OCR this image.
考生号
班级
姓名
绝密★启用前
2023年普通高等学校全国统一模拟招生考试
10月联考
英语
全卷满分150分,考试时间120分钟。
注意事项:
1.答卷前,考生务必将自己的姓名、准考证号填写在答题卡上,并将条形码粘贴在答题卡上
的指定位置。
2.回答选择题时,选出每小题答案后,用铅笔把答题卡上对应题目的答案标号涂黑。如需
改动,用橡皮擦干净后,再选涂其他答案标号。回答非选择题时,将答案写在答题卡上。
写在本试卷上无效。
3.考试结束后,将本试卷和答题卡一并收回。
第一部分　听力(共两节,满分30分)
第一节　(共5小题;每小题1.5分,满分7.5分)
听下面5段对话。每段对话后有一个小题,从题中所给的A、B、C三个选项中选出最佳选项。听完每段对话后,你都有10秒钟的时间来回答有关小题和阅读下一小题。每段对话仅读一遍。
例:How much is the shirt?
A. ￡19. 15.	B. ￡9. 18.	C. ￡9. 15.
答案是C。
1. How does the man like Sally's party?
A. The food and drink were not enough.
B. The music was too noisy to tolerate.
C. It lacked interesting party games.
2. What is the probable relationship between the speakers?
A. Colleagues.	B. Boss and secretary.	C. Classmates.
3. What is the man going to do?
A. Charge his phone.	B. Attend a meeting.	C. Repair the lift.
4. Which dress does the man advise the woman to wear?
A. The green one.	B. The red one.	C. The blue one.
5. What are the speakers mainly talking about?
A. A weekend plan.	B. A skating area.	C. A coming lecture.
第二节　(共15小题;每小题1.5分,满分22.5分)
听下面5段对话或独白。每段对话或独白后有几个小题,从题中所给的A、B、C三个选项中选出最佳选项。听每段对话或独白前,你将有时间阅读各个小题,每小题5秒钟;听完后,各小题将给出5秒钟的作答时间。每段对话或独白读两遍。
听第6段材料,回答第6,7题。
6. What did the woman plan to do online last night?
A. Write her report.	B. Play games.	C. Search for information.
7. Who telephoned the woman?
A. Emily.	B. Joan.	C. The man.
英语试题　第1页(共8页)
-=-=-
**Written exercise:**
Look through the listing above. Pick out each line with "games" and copy it.

**Solution below:**
C. It lacked interesting party games.
A. Write her report.	B. Play games.	C. Search for information.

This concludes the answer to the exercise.